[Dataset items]
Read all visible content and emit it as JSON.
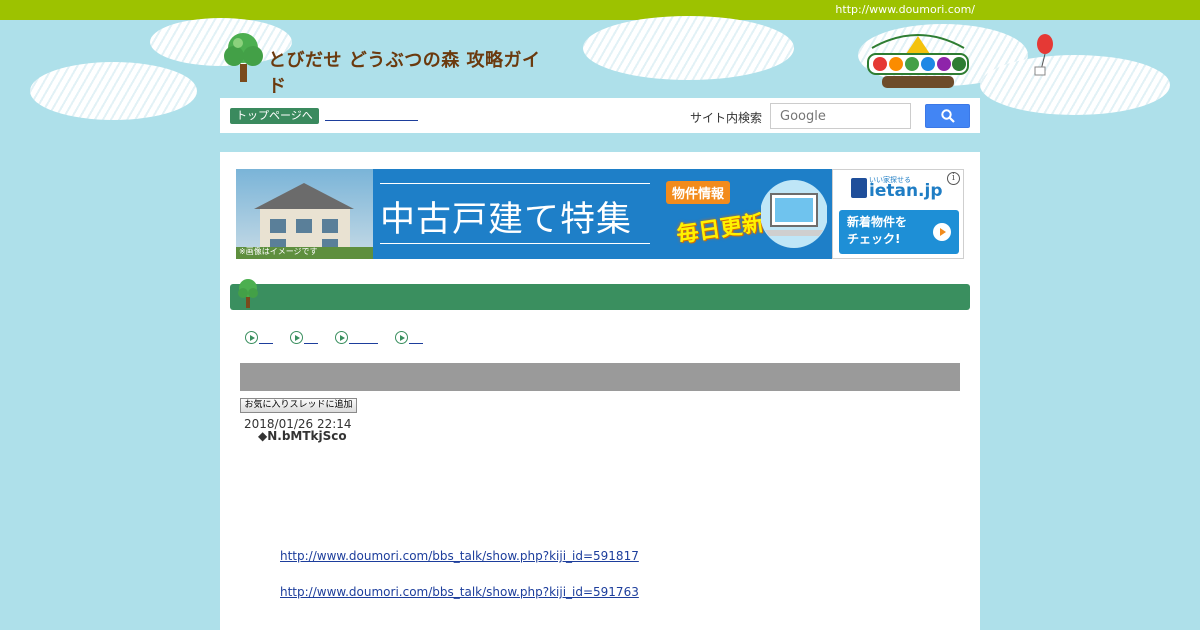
{
  "top_bar": {
    "url": "http://www.doumori.com/"
  },
  "header": {
    "site_title": "とびだせ どうぶつの森 攻略ガイド"
  },
  "navbar": {
    "home_label": "トップページへ",
    "search_label": "サイト内検索",
    "search_placeholder": "Google"
  },
  "ad": {
    "headline": "中古戸建て特集",
    "tag": "物件情報",
    "daily": "毎日更新",
    "house_caption": "※画像はイメージです",
    "brand_small": "いい家探せる",
    "brand": "ietan.jp",
    "cta_line1": "新着物件を",
    "cta_line2": "チェック!",
    "info_glyph": "i"
  },
  "post": {
    "favorite_button": "お気に入りスレッドに追加",
    "date": "2018/01/26 22:14",
    "author": "◆N.bMTkjSco",
    "links": [
      "http://www.doumori.com/bbs_talk/show.php?kiji_id=591817",
      "http://www.doumori.com/bbs_talk/show.php?kiji_id=591763"
    ]
  },
  "colors": {
    "top_bar": "#9dc200",
    "background": "#aee0ea",
    "accent_green": "#3a8f5f",
    "link": "#1d3e9c",
    "google_blue": "#4285f4"
  }
}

● **YOUR OBJECTIVE**
Leave the images out, please, and restate each line word for word.

● **TASK ANSWER**
Read all visible content and emit it as JSON.
{
  "top_bar": {
    "url": "http://www.doumori.com/"
  },
  "header": {
    "site_title": "とびだせ どうぶつの森 攻略ガイド"
  },
  "navbar": {
    "home_label": "トップページへ",
    "search_label": "サイト内検索",
    "search_placeholder": "Google"
  },
  "ad": {
    "headline": "中古戸建て特集",
    "tag": "物件情報",
    "daily": "毎日更新",
    "house_caption": "※画像はイメージです",
    "brand_small": "いい家探せる",
    "brand": "ietan.jp",
    "cta_line1": "新着物件を",
    "cta_line2": "チェック!",
    "info_glyph": "i"
  },
  "post": {
    "favorite_button": "お気に入りスレッドに追加",
    "date": "2018/01/26 22:14",
    "author": "◆N.bMTkjSco",
    "links": [
      "http://www.doumori.com/bbs_talk/show.php?kiji_id=591817",
      "http://www.doumori.com/bbs_talk/show.php?kiji_id=591763"
    ]
  },
  "colors": {
    "top_bar": "#9dc200",
    "background": "#aee0ea",
    "accent_green": "#3a8f5f",
    "link": "#1d3e9c",
    "google_blue": "#4285f4"
  }
}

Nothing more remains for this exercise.